* Written problem
Repeat each line of the material exactly.

* Dataset records
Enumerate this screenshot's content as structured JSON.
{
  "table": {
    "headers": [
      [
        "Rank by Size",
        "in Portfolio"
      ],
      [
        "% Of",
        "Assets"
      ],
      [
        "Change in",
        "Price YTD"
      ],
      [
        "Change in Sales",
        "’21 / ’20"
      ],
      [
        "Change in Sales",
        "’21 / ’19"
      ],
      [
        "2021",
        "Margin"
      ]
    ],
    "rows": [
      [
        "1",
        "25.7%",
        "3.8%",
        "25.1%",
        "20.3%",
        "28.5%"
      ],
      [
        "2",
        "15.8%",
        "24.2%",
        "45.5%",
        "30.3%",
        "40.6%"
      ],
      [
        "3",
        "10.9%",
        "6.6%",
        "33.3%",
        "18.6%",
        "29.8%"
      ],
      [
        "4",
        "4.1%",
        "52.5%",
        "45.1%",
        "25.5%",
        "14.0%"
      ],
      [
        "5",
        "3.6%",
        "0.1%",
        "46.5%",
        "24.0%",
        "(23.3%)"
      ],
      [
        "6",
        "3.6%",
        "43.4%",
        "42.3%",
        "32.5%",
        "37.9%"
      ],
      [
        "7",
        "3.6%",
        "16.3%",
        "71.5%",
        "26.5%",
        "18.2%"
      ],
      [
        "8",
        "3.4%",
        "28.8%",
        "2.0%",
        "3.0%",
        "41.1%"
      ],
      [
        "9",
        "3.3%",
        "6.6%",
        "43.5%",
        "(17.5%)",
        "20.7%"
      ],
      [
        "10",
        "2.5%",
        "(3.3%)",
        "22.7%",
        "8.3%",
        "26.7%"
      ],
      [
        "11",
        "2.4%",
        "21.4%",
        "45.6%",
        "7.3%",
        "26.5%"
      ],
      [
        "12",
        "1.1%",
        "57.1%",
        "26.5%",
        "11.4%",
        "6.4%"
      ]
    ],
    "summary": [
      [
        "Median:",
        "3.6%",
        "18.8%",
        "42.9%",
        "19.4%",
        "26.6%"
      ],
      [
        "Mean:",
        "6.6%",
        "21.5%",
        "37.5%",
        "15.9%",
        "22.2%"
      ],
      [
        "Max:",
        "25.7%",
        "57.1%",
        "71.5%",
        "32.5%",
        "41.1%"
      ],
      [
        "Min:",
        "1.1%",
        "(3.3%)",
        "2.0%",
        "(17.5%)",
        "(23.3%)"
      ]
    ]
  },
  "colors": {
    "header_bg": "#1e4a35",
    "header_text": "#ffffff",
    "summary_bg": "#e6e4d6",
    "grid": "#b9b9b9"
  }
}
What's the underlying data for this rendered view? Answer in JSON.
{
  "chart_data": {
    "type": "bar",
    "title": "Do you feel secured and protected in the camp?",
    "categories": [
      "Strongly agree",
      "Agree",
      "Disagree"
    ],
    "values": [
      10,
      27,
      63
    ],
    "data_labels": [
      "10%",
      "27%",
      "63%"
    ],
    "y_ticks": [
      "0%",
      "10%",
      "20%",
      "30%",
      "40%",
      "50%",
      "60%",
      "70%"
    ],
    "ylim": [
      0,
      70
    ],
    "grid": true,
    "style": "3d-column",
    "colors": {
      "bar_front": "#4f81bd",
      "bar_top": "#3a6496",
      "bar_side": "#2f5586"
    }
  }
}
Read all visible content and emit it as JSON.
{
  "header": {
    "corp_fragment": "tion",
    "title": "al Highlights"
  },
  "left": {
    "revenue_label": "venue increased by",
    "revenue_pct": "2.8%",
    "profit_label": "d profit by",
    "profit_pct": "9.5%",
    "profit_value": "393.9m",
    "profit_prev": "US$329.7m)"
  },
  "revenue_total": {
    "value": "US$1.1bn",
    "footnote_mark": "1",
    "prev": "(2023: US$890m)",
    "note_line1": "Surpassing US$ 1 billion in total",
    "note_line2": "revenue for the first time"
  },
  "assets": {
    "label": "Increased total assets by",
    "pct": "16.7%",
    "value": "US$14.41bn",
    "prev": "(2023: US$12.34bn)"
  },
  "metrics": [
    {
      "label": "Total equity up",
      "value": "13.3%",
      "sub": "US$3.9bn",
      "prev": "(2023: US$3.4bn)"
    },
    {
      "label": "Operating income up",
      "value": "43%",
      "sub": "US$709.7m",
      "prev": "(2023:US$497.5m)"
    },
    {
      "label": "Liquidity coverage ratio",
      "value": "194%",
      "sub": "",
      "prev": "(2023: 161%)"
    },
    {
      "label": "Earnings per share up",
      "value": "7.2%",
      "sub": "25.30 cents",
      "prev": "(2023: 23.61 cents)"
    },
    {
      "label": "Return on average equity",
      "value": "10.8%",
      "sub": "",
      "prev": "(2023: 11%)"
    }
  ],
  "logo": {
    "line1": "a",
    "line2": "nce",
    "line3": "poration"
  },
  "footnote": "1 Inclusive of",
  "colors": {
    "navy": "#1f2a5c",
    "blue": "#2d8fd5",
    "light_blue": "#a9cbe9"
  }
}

* Written answer
Enumerate this screenshot's content as structured JSON.
{
  "table": {
    "headers": [
      [
        "Rank by Size",
        "in Portfolio"
      ],
      [
        "% Of",
        "Assets"
      ],
      [
        "Change in",
        "Price YTD"
      ],
      [
        "Change in Sales",
        "’21 / ’20"
      ],
      [
        "Change in Sales",
        "’21 / ’19"
      ],
      [
        "2021",
        "Margin"
      ]
    ],
    "rows": [
      [
        "1",
        "25.7%",
        "3.8%",
        "25.1%",
        "20.3%",
        "28.5%"
      ],
      [
        "2",
        "15.8%",
        "24.2%",
        "45.5%",
        "30.3%",
        "40.6%"
      ],
      [
        "3",
        "10.9%",
        "6.6%",
        "33.3%",
        "18.6%",
        "29.8%"
      ],
      [
        "4",
        "4.1%",
        "52.5%",
        "45.1%",
        "25.5%",
        "14.0%"
      ],
      [
        "5",
        "3.6%",
        "0.1%",
        "46.5%",
        "24.0%",
        "(23.3%)"
      ],
      [
        "6",
        "3.6%",
        "43.4%",
        "42.3%",
        "32.5%",
        "37.9%"
      ],
      [
        "7",
        "3.6%",
        "16.3%",
        "71.5%",
        "26.5%",
        "18.2%"
      ],
      [
        "8",
        "3.4%",
        "28.8%",
        "2.0%",
        "3.0%",
        "41.1%"
      ],
      [
        "9",
        "3.3%",
        "6.6%",
        "43.5%",
        "(17.5%)",
        "20.7%"
      ],
      [
        "10",
        "2.5%",
        "(3.3%)",
        "22.7%",
        "8.3%",
        "26.7%"
      ],
      [
        "11",
        "2.4%",
        "21.4%",
        "45.6%",
        "7.3%",
        "26.5%"
      ],
      [
        "12",
        "1.1%",
        "57.1%",
        "26.5%",
        "11.4%",
        "6.4%"
      ]
    ],
    "summary": [
      [
        "Median:",
        "3.6%",
        "18.8%",
        "42.9%",
        "19.4%",
        "26.6%"
      ],
      [
        "Mean:",
        "6.6%",
        "21.5%",
        "37.5%",
        "15.9%",
        "22.2%"
      ],
      [
        "Max:",
        "25.7%",
        "57.1%",
        "71.5%",
        "32.5%",
        "41.1%"
      ],
      [
        "Min:",
        "1.1%",
        "(3.3%)",
        "2.0%",
        "(17.5%)",
        "(23.3%)"
      ]
    ]
  },
  "colors": {
    "header_bg": "#1e4a35",
    "header_text": "#ffffff",
    "summary_bg": "#e6e4d6",
    "grid": "#b9b9b9"
  }
}
What's the underlying data for this rendered view? Answer in JSON.
{
  "chart_data": {
    "type": "bar",
    "title": "Do you feel secured and protected in the camp?",
    "categories": [
      "Strongly agree",
      "Agree",
      "Disagree"
    ],
    "values": [
      10,
      27,
      63
    ],
    "data_labels": [
      "10%",
      "27%",
      "63%"
    ],
    "y_ticks": [
      "0%",
      "10%",
      "20%",
      "30%",
      "40%",
      "50%",
      "60%",
      "70%"
    ],
    "ylim": [
      0,
      70
    ],
    "grid": true,
    "style": "3d-column",
    "colors": {
      "bar_front": "#4f81bd",
      "bar_top": "#3a6496",
      "bar_side": "#2f5586"
    }
  }
}
Read all visible content and emit it as JSON.
{
  "header": {
    "corp_fragment": "tion",
    "title": "al Highlights"
  },
  "left": {
    "revenue_label": "venue increased by",
    "revenue_pct": "2.8%",
    "profit_label": "d profit by",
    "profit_pct": "9.5%",
    "profit_value": "393.9m",
    "profit_prev": "US$329.7m)"
  },
  "revenue_total": {
    "value": "US$1.1bn",
    "footnote_mark": "1",
    "prev": "(2023: US$890m)",
    "note_line1": "Surpassing US$ 1 billion in total",
    "note_line2": "revenue for the first time"
  },
  "assets": {
    "label": "Increased total assets by",
    "pct": "16.7%",
    "value": "US$14.41bn",
    "prev": "(2023: US$12.34bn)"
  },
  "metrics": [
    {
      "label": "Total equity up",
      "value": "13.3%",
      "sub": "US$3.9bn",
      "prev": "(2023: US$3.4bn)"
    },
    {
      "label": "Operating income up",
      "value": "43%",
      "sub": "US$709.7m",
      "prev": "(2023:US$497.5m)"
    },
    {
      "label": "Liquidity coverage ratio",
      "value": "194%",
      "sub": "",
      "prev": "(2023: 161%)"
    },
    {
      "label": "Earnings per share up",
      "value": "7.2%",
      "sub": "25.30 cents",
      "prev": "(2023: 23.61 cents)"
    },
    {
      "label": "Return on average equity",
      "value": "10.8%",
      "sub": "",
      "prev": "(2023: 11%)"
    }
  ],
  "logo": {
    "line1": "a",
    "line2": "nce",
    "line3": "poration"
  },
  "footnote": "1 Inclusive of",
  "colors": {
    "navy": "#1f2a5c",
    "blue": "#2d8fd5",
    "light_blue": "#a9cbe9"
  }
}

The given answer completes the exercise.